(Figure dataset records)

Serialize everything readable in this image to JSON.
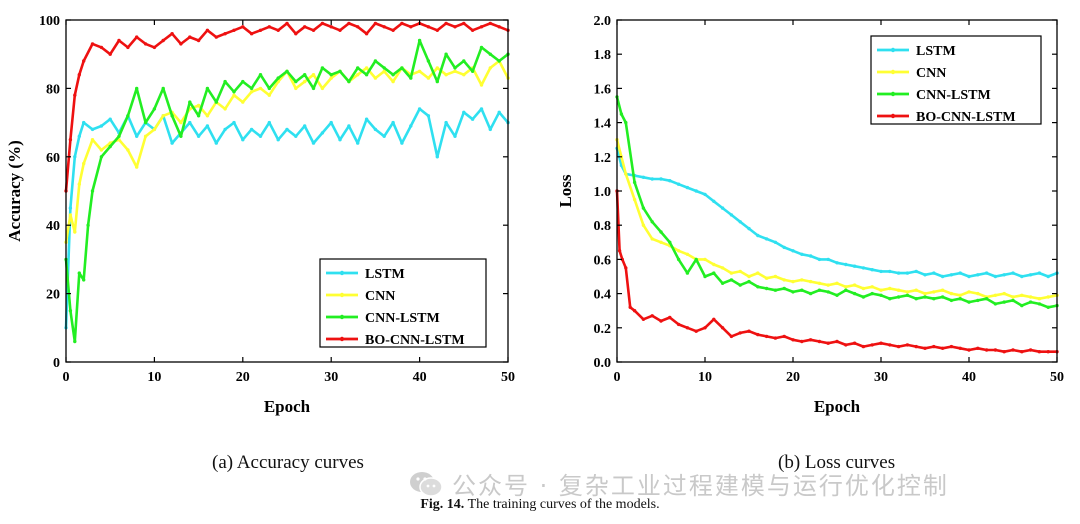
{
  "colors": {
    "LSTM": "#2fe0f0",
    "CNN": "#ffff33",
    "CNN-LSTM": "#22ee22",
    "BO-CNN-LSTM": "#ee1111"
  },
  "chart_data": [
    {
      "type": "line",
      "xlabel": "Epoch",
      "ylabel": "Accuracy (%)",
      "xlim": [
        0,
        50
      ],
      "ylim": [
        0,
        100
      ],
      "xticks": [
        0,
        10,
        20,
        30,
        40,
        50
      ],
      "yticks": [
        0,
        20,
        40,
        60,
        80,
        100
      ],
      "legend_position": "bottom-right",
      "caption": "(a) Accuracy curves",
      "series": [
        {
          "name": "LSTM",
          "x": [
            0,
            0.5,
            1,
            1.5,
            2,
            3,
            4,
            5,
            6,
            7,
            8,
            9,
            10,
            11,
            12,
            13,
            14,
            15,
            16,
            17,
            18,
            19,
            20,
            21,
            22,
            23,
            24,
            25,
            26,
            27,
            28,
            29,
            30,
            31,
            32,
            33,
            34,
            35,
            36,
            37,
            38,
            39,
            40,
            41,
            42,
            43,
            44,
            45,
            46,
            47,
            48,
            49,
            50
          ],
          "y": [
            10,
            45,
            60,
            66,
            70,
            68,
            69,
            71,
            67,
            72,
            66,
            70,
            68,
            72,
            64,
            67,
            70,
            66,
            69,
            64,
            68,
            70,
            65,
            68,
            66,
            70,
            65,
            68,
            66,
            69,
            64,
            67,
            70,
            65,
            69,
            64,
            71,
            68,
            66,
            70,
            64,
            69,
            74,
            72,
            60,
            70,
            66,
            73,
            71,
            74,
            68,
            73,
            70
          ]
        },
        {
          "name": "CNN",
          "x": [
            0,
            0.5,
            1,
            1.5,
            2,
            3,
            4,
            5,
            6,
            7,
            8,
            9,
            10,
            11,
            12,
            13,
            14,
            15,
            16,
            17,
            18,
            19,
            20,
            21,
            22,
            23,
            24,
            25,
            26,
            27,
            28,
            29,
            30,
            31,
            32,
            33,
            34,
            35,
            36,
            37,
            38,
            39,
            40,
            41,
            42,
            43,
            44,
            45,
            46,
            47,
            48,
            49,
            50
          ],
          "y": [
            35,
            43,
            38,
            52,
            58,
            65,
            62,
            64,
            65,
            62,
            57,
            66,
            68,
            72,
            73,
            70,
            74,
            75,
            72,
            76,
            74,
            78,
            76,
            79,
            80,
            78,
            82,
            85,
            80,
            82,
            84,
            80,
            83,
            85,
            82,
            84,
            86,
            83,
            85,
            82,
            86,
            84,
            85,
            83,
            86,
            84,
            85,
            84,
            86,
            81,
            86,
            88,
            83
          ]
        },
        {
          "name": "CNN-LSTM",
          "x": [
            0,
            0.5,
            1,
            1.5,
            2,
            2.5,
            3,
            4,
            5,
            6,
            7,
            8,
            9,
            10,
            11,
            12,
            13,
            14,
            15,
            16,
            17,
            18,
            19,
            20,
            21,
            22,
            23,
            24,
            25,
            26,
            27,
            28,
            29,
            30,
            31,
            32,
            33,
            34,
            35,
            36,
            37,
            38,
            39,
            40,
            41,
            42,
            43,
            44,
            45,
            46,
            47,
            48,
            49,
            50
          ],
          "y": [
            30,
            15,
            6,
            26,
            24,
            40,
            50,
            60,
            63,
            66,
            72,
            80,
            70,
            74,
            80,
            72,
            66,
            76,
            72,
            80,
            76,
            82,
            79,
            82,
            80,
            84,
            80,
            83,
            85,
            82,
            84,
            80,
            86,
            84,
            85,
            82,
            86,
            84,
            88,
            86,
            84,
            86,
            83,
            94,
            88,
            82,
            90,
            86,
            88,
            85,
            92,
            90,
            88,
            90
          ]
        },
        {
          "name": "BO-CNN-LSTM",
          "x": [
            0,
            0.5,
            1,
            1.5,
            2,
            3,
            4,
            5,
            6,
            7,
            8,
            9,
            10,
            11,
            12,
            13,
            14,
            15,
            16,
            17,
            18,
            19,
            20,
            21,
            22,
            23,
            24,
            25,
            26,
            27,
            28,
            29,
            30,
            31,
            32,
            33,
            34,
            35,
            36,
            37,
            38,
            39,
            40,
            41,
            42,
            43,
            44,
            45,
            46,
            47,
            48,
            49,
            50
          ],
          "y": [
            50,
            65,
            78,
            84,
            88,
            93,
            92,
            90,
            94,
            92,
            95,
            93,
            92,
            94,
            96,
            93,
            95,
            94,
            97,
            95,
            96,
            97,
            98,
            96,
            97,
            98,
            97,
            99,
            96,
            98,
            97,
            99,
            98,
            97,
            99,
            98,
            96,
            99,
            98,
            97,
            99,
            98,
            99,
            98,
            97,
            99,
            98,
            99,
            97,
            98,
            99,
            98,
            97
          ]
        }
      ]
    },
    {
      "type": "line",
      "xlabel": "Epoch",
      "ylabel": "Loss",
      "xlim": [
        0,
        50
      ],
      "ylim": [
        0,
        2.0
      ],
      "xticks": [
        0,
        10,
        20,
        30,
        40,
        50
      ],
      "yticks": [
        0.0,
        0.2,
        0.4,
        0.6,
        0.8,
        1.0,
        1.2,
        1.4,
        1.6,
        1.8,
        2.0
      ],
      "legend_position": "top-right",
      "caption": "(b) Loss curves",
      "series": [
        {
          "name": "LSTM",
          "x": [
            0,
            0.5,
            1,
            2,
            3,
            4,
            5,
            6,
            7,
            8,
            9,
            10,
            11,
            12,
            13,
            14,
            15,
            16,
            17,
            18,
            19,
            20,
            21,
            22,
            23,
            24,
            25,
            26,
            27,
            28,
            29,
            30,
            31,
            32,
            33,
            34,
            35,
            36,
            37,
            38,
            39,
            40,
            41,
            42,
            43,
            44,
            45,
            46,
            47,
            48,
            49,
            50
          ],
          "y": [
            1.25,
            1.15,
            1.1,
            1.09,
            1.08,
            1.07,
            1.07,
            1.06,
            1.04,
            1.02,
            1.0,
            0.98,
            0.94,
            0.9,
            0.86,
            0.82,
            0.78,
            0.74,
            0.72,
            0.7,
            0.67,
            0.65,
            0.63,
            0.62,
            0.6,
            0.6,
            0.58,
            0.57,
            0.56,
            0.55,
            0.54,
            0.53,
            0.53,
            0.52,
            0.52,
            0.53,
            0.51,
            0.52,
            0.5,
            0.51,
            0.52,
            0.5,
            0.51,
            0.52,
            0.5,
            0.51,
            0.52,
            0.5,
            0.51,
            0.52,
            0.5,
            0.52
          ]
        },
        {
          "name": "CNN",
          "x": [
            0,
            0.5,
            1,
            2,
            3,
            4,
            5,
            6,
            7,
            8,
            9,
            10,
            11,
            12,
            13,
            14,
            15,
            16,
            17,
            18,
            19,
            20,
            21,
            22,
            23,
            24,
            25,
            26,
            27,
            28,
            29,
            30,
            31,
            32,
            33,
            34,
            35,
            36,
            37,
            38,
            39,
            40,
            41,
            42,
            43,
            44,
            45,
            46,
            47,
            48,
            49,
            50
          ],
          "y": [
            1.3,
            1.2,
            1.1,
            0.95,
            0.8,
            0.72,
            0.7,
            0.68,
            0.65,
            0.63,
            0.6,
            0.6,
            0.57,
            0.55,
            0.52,
            0.53,
            0.5,
            0.52,
            0.49,
            0.5,
            0.48,
            0.47,
            0.48,
            0.47,
            0.46,
            0.45,
            0.46,
            0.44,
            0.45,
            0.43,
            0.44,
            0.42,
            0.43,
            0.42,
            0.41,
            0.42,
            0.4,
            0.41,
            0.42,
            0.4,
            0.39,
            0.41,
            0.4,
            0.38,
            0.39,
            0.4,
            0.38,
            0.39,
            0.38,
            0.37,
            0.38,
            0.39
          ]
        },
        {
          "name": "CNN-LSTM",
          "x": [
            0,
            0.5,
            1,
            2,
            3,
            4,
            5,
            6,
            7,
            8,
            9,
            10,
            11,
            12,
            13,
            14,
            15,
            16,
            17,
            18,
            19,
            20,
            21,
            22,
            23,
            24,
            25,
            26,
            27,
            28,
            29,
            30,
            31,
            32,
            33,
            34,
            35,
            36,
            37,
            38,
            39,
            40,
            41,
            42,
            43,
            44,
            45,
            46,
            47,
            48,
            49,
            50
          ],
          "y": [
            1.55,
            1.45,
            1.4,
            1.05,
            0.9,
            0.82,
            0.76,
            0.7,
            0.6,
            0.52,
            0.6,
            0.5,
            0.52,
            0.46,
            0.48,
            0.45,
            0.47,
            0.44,
            0.43,
            0.42,
            0.43,
            0.41,
            0.42,
            0.4,
            0.42,
            0.41,
            0.39,
            0.42,
            0.4,
            0.38,
            0.4,
            0.39,
            0.37,
            0.38,
            0.39,
            0.37,
            0.38,
            0.37,
            0.38,
            0.36,
            0.37,
            0.35,
            0.36,
            0.37,
            0.34,
            0.35,
            0.36,
            0.33,
            0.35,
            0.34,
            0.32,
            0.33
          ]
        },
        {
          "name": "BO-CNN-LSTM",
          "x": [
            0,
            0.3,
            0.6,
            1,
            1.5,
            2,
            3,
            4,
            5,
            6,
            7,
            8,
            9,
            10,
            11,
            12,
            13,
            14,
            15,
            16,
            17,
            18,
            19,
            20,
            21,
            22,
            23,
            24,
            25,
            26,
            27,
            28,
            29,
            30,
            31,
            32,
            33,
            34,
            35,
            36,
            37,
            38,
            39,
            40,
            41,
            42,
            43,
            44,
            45,
            46,
            47,
            48,
            49,
            50
          ],
          "y": [
            1.0,
            0.65,
            0.6,
            0.55,
            0.32,
            0.3,
            0.25,
            0.27,
            0.24,
            0.26,
            0.22,
            0.2,
            0.18,
            0.2,
            0.25,
            0.2,
            0.15,
            0.17,
            0.18,
            0.16,
            0.15,
            0.14,
            0.15,
            0.13,
            0.12,
            0.13,
            0.12,
            0.11,
            0.12,
            0.1,
            0.11,
            0.09,
            0.1,
            0.11,
            0.1,
            0.09,
            0.1,
            0.09,
            0.08,
            0.09,
            0.08,
            0.09,
            0.08,
            0.07,
            0.08,
            0.07,
            0.07,
            0.06,
            0.07,
            0.06,
            0.07,
            0.06,
            0.06,
            0.06
          ]
        }
      ]
    }
  ],
  "figure_caption": {
    "label": "Fig. 14.",
    "text": "The training curves of the models."
  },
  "watermark": {
    "text": "公众号 · 复杂工业过程建模与运行优化控制",
    "icon": "wechat-icon"
  }
}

• **TASK**
Give only the number of lines in the listing above that include the string "Accuracy".

• **CORRECT OUTPUT**
2